══ Raw data

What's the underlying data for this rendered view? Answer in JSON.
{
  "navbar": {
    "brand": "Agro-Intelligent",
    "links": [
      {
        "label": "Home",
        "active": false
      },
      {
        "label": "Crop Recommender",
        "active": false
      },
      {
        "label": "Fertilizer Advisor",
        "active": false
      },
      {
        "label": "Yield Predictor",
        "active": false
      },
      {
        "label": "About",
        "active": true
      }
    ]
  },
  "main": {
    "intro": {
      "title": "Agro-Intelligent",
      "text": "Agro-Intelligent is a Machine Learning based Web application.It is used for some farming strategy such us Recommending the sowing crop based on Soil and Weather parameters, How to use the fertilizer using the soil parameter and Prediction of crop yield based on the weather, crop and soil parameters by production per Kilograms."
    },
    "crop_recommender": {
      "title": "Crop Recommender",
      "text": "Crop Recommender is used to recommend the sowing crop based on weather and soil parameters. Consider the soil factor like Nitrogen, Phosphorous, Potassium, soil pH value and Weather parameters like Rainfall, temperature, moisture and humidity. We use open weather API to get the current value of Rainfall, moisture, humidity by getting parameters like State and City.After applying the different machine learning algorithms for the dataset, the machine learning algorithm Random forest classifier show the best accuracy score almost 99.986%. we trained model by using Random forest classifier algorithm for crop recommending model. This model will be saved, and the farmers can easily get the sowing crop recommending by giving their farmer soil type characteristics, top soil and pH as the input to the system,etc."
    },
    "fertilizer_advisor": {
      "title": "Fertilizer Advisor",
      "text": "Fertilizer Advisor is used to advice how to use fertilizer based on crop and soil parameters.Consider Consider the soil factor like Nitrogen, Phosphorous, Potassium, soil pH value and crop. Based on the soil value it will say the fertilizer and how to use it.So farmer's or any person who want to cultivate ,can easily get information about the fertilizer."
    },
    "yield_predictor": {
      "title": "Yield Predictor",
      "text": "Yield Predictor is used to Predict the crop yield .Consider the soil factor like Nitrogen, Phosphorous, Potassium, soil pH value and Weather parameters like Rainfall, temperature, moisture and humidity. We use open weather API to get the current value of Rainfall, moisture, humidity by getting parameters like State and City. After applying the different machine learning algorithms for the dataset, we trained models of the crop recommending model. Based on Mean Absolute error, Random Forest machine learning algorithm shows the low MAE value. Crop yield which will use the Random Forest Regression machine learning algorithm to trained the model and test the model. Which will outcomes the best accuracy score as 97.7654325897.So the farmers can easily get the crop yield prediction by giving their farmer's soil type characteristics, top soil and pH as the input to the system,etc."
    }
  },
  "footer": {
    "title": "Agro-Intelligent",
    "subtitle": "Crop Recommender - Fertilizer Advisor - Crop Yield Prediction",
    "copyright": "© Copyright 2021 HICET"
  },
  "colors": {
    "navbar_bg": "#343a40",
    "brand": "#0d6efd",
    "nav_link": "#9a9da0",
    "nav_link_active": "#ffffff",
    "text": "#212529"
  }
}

════

* Request
Find each line holding the word "Agro" and copy it.

* Task output
    "brand": "Agro-Intelligent",
      "title": "Agro-Intelligent",
      "text": "Agro-Intelligent is a Machine Learning based Web application.It is used for some farming strategy such us Recommending the sowing crop based on Soil and Weather parameters, How to use the fertilizer using the soil parameter and Prediction of crop yield based on the weather, crop and soil parameters by production per Kilograms."
    "title": "Agro-Intelligent",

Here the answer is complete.